* **Input material**:
(begin)
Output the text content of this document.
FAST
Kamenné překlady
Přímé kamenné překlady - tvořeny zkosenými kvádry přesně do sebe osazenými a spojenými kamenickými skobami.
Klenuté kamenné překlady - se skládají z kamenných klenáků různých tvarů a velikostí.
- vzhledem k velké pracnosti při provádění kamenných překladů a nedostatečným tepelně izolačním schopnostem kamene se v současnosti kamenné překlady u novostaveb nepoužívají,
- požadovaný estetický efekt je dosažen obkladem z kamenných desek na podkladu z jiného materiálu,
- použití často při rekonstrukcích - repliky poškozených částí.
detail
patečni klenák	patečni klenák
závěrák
(end)
* **Aim**: Every entry should be printed again exactly as written.

* **Result of this task**:
Output the text content of this document.
FAST
Kamenné překlady
Přímé kamenné překlady - tvořeny zkosenými kvádry přesně do sebe osazenými a spojenými kamenickými skobami.
Klenuté kamenné překlady - se skládají z kamenných klenáků různých tvarů a velikostí.
- vzhledem k velké pracnosti při provádění kamenných překladů a nedostatečným tepelně izolačním schopnostem kamene se v současnosti kamenné překlady u novostaveb nepoužívají,
- požadovaný estetický efekt je dosažen obkladem z kamenných desek na podkladu z jiného materiálu,
- použití často při rekonstrukcích - repliky poškozených částí.
detail
patečni klenák	patečni klenák
závěrák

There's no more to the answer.